[Data records]
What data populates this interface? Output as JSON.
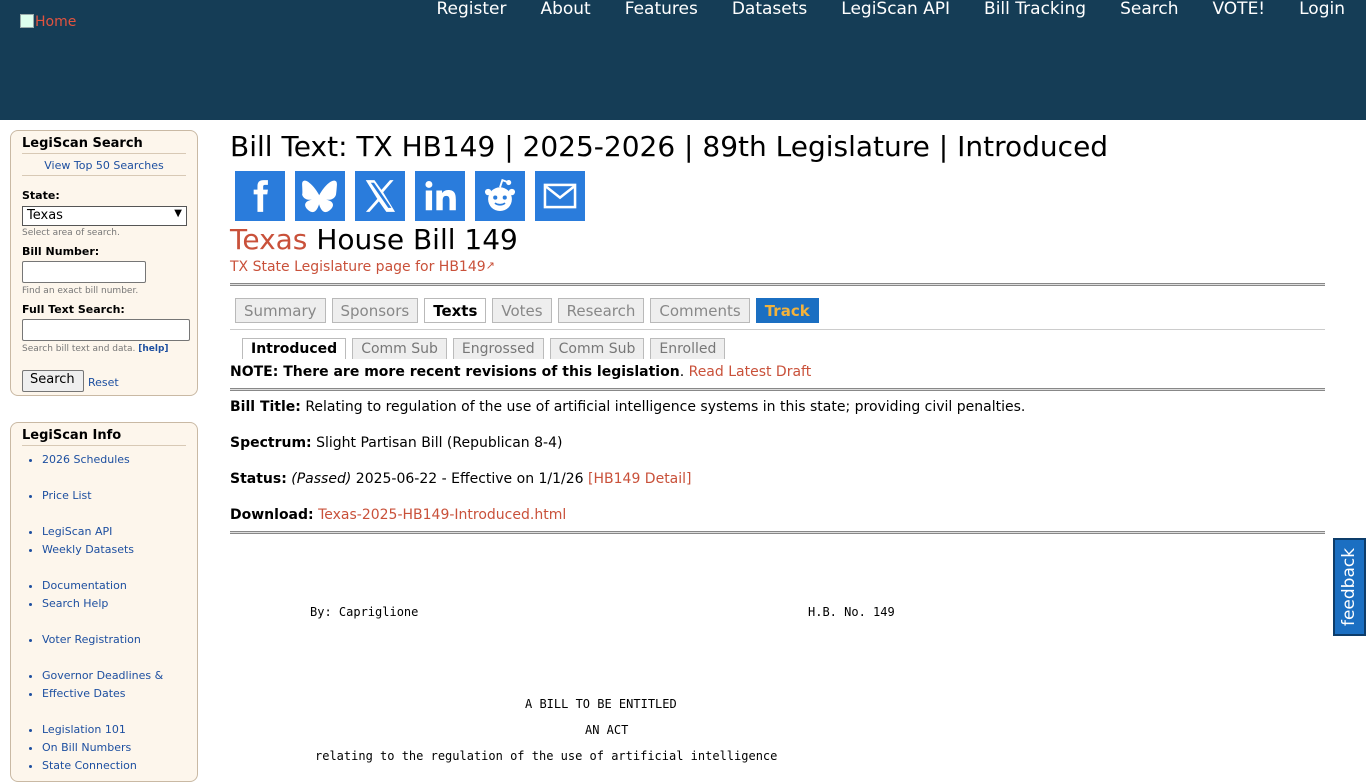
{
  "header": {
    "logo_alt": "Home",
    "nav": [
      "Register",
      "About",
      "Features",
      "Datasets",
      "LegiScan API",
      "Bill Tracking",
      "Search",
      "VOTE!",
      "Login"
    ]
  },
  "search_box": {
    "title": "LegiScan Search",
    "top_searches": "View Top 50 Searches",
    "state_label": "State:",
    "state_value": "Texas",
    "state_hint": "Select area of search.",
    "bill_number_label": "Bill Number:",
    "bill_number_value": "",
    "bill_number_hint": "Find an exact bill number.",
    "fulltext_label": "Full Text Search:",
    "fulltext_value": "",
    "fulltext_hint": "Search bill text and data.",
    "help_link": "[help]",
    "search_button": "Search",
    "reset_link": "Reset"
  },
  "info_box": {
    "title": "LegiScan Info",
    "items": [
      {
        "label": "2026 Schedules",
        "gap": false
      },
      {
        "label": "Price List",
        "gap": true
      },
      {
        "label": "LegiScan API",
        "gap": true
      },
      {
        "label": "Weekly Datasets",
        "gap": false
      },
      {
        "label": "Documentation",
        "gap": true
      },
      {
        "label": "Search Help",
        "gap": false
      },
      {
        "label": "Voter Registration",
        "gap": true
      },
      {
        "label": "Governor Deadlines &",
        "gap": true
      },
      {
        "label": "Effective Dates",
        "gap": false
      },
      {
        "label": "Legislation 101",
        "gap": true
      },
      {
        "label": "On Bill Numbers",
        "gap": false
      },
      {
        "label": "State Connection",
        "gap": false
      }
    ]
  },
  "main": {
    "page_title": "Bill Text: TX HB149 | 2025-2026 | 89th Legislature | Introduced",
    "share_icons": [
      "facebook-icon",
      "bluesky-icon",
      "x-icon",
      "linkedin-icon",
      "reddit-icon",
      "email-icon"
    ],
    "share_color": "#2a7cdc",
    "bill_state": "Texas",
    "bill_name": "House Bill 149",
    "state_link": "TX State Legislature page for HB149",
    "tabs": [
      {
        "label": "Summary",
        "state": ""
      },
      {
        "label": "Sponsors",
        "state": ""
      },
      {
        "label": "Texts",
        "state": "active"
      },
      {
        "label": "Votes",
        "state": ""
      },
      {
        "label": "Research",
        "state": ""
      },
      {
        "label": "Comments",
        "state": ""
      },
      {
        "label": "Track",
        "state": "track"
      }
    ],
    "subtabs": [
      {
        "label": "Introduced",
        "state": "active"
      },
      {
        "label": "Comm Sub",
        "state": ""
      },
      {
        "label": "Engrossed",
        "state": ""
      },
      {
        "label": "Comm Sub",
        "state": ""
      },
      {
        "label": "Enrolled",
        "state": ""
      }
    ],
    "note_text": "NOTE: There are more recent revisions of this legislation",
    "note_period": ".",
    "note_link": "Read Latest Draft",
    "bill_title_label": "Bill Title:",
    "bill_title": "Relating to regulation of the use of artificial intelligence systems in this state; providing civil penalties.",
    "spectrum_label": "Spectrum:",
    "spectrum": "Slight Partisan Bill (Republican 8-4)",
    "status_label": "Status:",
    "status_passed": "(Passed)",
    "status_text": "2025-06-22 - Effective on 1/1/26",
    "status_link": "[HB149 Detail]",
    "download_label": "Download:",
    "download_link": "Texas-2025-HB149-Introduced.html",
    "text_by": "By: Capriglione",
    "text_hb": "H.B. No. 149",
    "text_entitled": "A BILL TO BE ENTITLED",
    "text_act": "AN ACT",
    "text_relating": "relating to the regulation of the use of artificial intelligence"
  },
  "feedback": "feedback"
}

### DO THIS
Using the data above, print every line exactly, omitting pictures.

### PROBLEM SOLUTION
What data populates this interface? Output as JSON.
{
  "header": {
    "logo_alt": "Home",
    "nav": [
      "Register",
      "About",
      "Features",
      "Datasets",
      "LegiScan API",
      "Bill Tracking",
      "Search",
      "VOTE!",
      "Login"
    ]
  },
  "search_box": {
    "title": "LegiScan Search",
    "top_searches": "View Top 50 Searches",
    "state_label": "State:",
    "state_value": "Texas",
    "state_hint": "Select area of search.",
    "bill_number_label": "Bill Number:",
    "bill_number_value": "",
    "bill_number_hint": "Find an exact bill number.",
    "fulltext_label": "Full Text Search:",
    "fulltext_value": "",
    "fulltext_hint": "Search bill text and data.",
    "help_link": "[help]",
    "search_button": "Search",
    "reset_link": "Reset"
  },
  "info_box": {
    "title": "LegiScan Info",
    "items": [
      {
        "label": "2026 Schedules",
        "gap": false
      },
      {
        "label": "Price List",
        "gap": true
      },
      {
        "label": "LegiScan API",
        "gap": true
      },
      {
        "label": "Weekly Datasets",
        "gap": false
      },
      {
        "label": "Documentation",
        "gap": true
      },
      {
        "label": "Search Help",
        "gap": false
      },
      {
        "label": "Voter Registration",
        "gap": true
      },
      {
        "label": "Governor Deadlines &",
        "gap": true
      },
      {
        "label": "Effective Dates",
        "gap": false
      },
      {
        "label": "Legislation 101",
        "gap": true
      },
      {
        "label": "On Bill Numbers",
        "gap": false
      },
      {
        "label": "State Connection",
        "gap": false
      }
    ]
  },
  "main": {
    "page_title": "Bill Text: TX HB149 | 2025-2026 | 89th Legislature | Introduced",
    "share_icons": [
      "facebook-icon",
      "bluesky-icon",
      "x-icon",
      "linkedin-icon",
      "reddit-icon",
      "email-icon"
    ],
    "share_color": "#2a7cdc",
    "bill_state": "Texas",
    "bill_name": "House Bill 149",
    "state_link": "TX State Legislature page for HB149",
    "tabs": [
      {
        "label": "Summary",
        "state": ""
      },
      {
        "label": "Sponsors",
        "state": ""
      },
      {
        "label": "Texts",
        "state": "active"
      },
      {
        "label": "Votes",
        "state": ""
      },
      {
        "label": "Research",
        "state": ""
      },
      {
        "label": "Comments",
        "state": ""
      },
      {
        "label": "Track",
        "state": "track"
      }
    ],
    "subtabs": [
      {
        "label": "Introduced",
        "state": "active"
      },
      {
        "label": "Comm Sub",
        "state": ""
      },
      {
        "label": "Engrossed",
        "state": ""
      },
      {
        "label": "Comm Sub",
        "state": ""
      },
      {
        "label": "Enrolled",
        "state": ""
      }
    ],
    "note_text": "NOTE: There are more recent revisions of this legislation",
    "note_period": ".",
    "note_link": "Read Latest Draft",
    "bill_title_label": "Bill Title:",
    "bill_title": "Relating to regulation of the use of artificial intelligence systems in this state; providing civil penalties.",
    "spectrum_label": "Spectrum:",
    "spectrum": "Slight Partisan Bill (Republican 8-4)",
    "status_label": "Status:",
    "status_passed": "(Passed)",
    "status_text": "2025-06-22 - Effective on 1/1/26",
    "status_link": "[HB149 Detail]",
    "download_label": "Download:",
    "download_link": "Texas-2025-HB149-Introduced.html",
    "text_by": "By: Capriglione",
    "text_hb": "H.B. No. 149",
    "text_entitled": "A BILL TO BE ENTITLED",
    "text_act": "AN ACT",
    "text_relating": "relating to the regulation of the use of artificial intelligence"
  },
  "feedback": "feedback"
}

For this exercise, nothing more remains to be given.